start Listed entries

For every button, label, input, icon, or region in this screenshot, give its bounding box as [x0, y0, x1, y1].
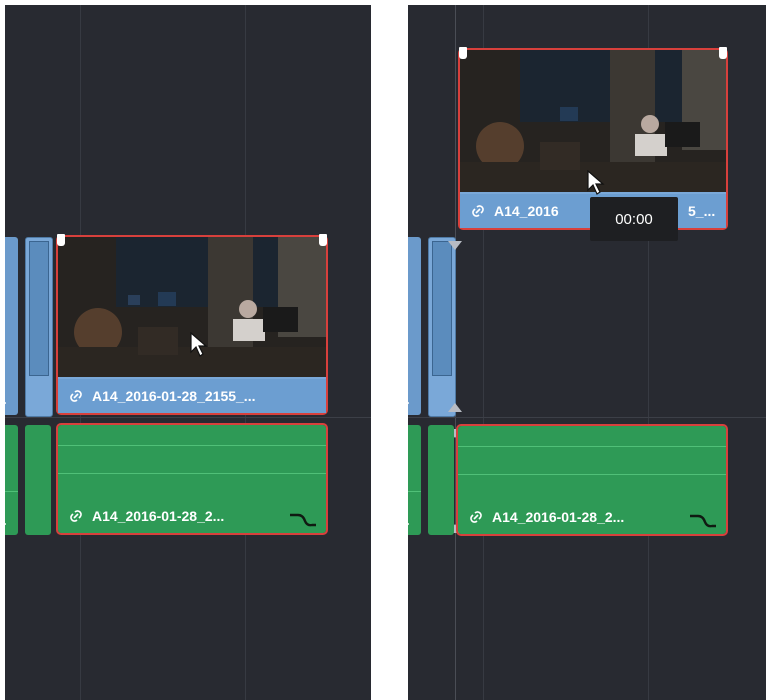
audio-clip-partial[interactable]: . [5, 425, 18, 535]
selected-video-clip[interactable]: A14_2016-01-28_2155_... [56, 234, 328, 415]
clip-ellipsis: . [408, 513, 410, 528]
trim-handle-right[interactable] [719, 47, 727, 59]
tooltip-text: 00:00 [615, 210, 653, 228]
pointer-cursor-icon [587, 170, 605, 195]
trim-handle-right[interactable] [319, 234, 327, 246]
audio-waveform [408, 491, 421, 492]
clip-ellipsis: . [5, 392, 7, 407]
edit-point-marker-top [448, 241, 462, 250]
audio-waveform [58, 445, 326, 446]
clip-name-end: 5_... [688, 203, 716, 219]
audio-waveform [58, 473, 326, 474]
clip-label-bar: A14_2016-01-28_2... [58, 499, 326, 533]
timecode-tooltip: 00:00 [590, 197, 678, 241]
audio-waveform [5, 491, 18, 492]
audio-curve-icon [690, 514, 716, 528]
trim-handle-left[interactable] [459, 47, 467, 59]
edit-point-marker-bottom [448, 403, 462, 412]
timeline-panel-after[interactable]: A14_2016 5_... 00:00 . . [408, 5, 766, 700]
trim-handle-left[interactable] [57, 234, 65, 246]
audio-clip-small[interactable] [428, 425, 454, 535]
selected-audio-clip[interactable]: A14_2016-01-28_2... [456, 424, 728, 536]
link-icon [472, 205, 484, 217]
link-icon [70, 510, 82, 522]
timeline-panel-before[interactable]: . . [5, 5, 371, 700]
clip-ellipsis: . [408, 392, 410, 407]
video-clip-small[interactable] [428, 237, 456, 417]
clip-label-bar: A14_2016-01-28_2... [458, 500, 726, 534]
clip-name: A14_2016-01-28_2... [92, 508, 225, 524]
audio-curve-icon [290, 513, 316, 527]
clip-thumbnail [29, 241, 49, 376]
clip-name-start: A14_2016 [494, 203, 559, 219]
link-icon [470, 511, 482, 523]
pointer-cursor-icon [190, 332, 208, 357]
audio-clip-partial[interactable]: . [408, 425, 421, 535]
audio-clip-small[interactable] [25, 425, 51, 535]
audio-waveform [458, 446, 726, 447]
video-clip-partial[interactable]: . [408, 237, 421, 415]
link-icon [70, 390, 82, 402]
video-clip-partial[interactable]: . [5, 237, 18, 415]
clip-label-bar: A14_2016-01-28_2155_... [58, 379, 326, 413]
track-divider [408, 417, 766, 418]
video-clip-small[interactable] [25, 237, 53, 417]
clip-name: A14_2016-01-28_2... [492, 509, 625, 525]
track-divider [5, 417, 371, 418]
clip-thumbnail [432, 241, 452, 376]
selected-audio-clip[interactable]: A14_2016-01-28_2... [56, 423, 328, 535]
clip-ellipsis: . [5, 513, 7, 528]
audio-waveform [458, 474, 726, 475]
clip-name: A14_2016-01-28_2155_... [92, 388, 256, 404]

end Listed entries

Problem to solve:
Transcribe every line of the rows above verbatim, leaving out the picture.

Problem solution:
For every button, label, input, icon, or region in this screenshot, give its bounding box as [x0, y0, x1, y1].
audio-clip-partial[interactable]: . [5, 425, 18, 535]
selected-video-clip[interactable]: A14_2016-01-28_2155_... [56, 234, 328, 415]
clip-ellipsis: . [408, 513, 410, 528]
trim-handle-right[interactable] [719, 47, 727, 59]
tooltip-text: 00:00 [615, 210, 653, 228]
pointer-cursor-icon [587, 170, 605, 195]
trim-handle-right[interactable] [319, 234, 327, 246]
audio-waveform [408, 491, 421, 492]
clip-ellipsis: . [5, 392, 7, 407]
edit-point-marker-top [448, 241, 462, 250]
audio-waveform [58, 445, 326, 446]
clip-name-end: 5_... [688, 203, 716, 219]
audio-waveform [58, 473, 326, 474]
clip-label-bar: A14_2016-01-28_2... [58, 499, 326, 533]
timecode-tooltip: 00:00 [590, 197, 678, 241]
audio-waveform [5, 491, 18, 492]
audio-curve-icon [690, 514, 716, 528]
trim-handle-left[interactable] [459, 47, 467, 59]
edit-point-marker-bottom [448, 403, 462, 412]
timeline-panel-after[interactable]: A14_2016 5_... 00:00 . . [408, 5, 766, 700]
trim-handle-left[interactable] [57, 234, 65, 246]
audio-clip-small[interactable] [428, 425, 454, 535]
selected-audio-clip[interactable]: A14_2016-01-28_2... [456, 424, 728, 536]
link-icon [472, 205, 484, 217]
link-icon [70, 510, 82, 522]
timeline-panel-before[interactable]: . . [5, 5, 371, 700]
clip-ellipsis: . [408, 392, 410, 407]
video-clip-small[interactable] [428, 237, 456, 417]
clip-label-bar: A14_2016-01-28_2... [458, 500, 726, 534]
clip-name: A14_2016-01-28_2... [92, 508, 225, 524]
audio-curve-icon [290, 513, 316, 527]
clip-thumbnail [29, 241, 49, 376]
clip-name-start: A14_2016 [494, 203, 559, 219]
link-icon [470, 511, 482, 523]
pointer-cursor-icon [190, 332, 208, 357]
audio-clip-partial[interactable]: . [408, 425, 421, 535]
audio-clip-small[interactable] [25, 425, 51, 535]
audio-waveform [458, 446, 726, 447]
video-clip-partial[interactable]: . [408, 237, 421, 415]
link-icon [70, 390, 82, 402]
video-clip-partial[interactable]: . [5, 237, 18, 415]
clip-label-bar: A14_2016-01-28_2155_... [58, 379, 326, 413]
track-divider [408, 417, 766, 418]
video-clip-small[interactable] [25, 237, 53, 417]
clip-name: A14_2016-01-28_2... [492, 509, 625, 525]
track-divider [5, 417, 371, 418]
clip-thumbnail [432, 241, 452, 376]
selected-audio-clip[interactable]: A14_2016-01-28_2... [56, 423, 328, 535]
clip-ellipsis: . [5, 513, 7, 528]
audio-waveform [458, 474, 726, 475]
clip-name: A14_2016-01-28_2155_... [92, 388, 256, 404]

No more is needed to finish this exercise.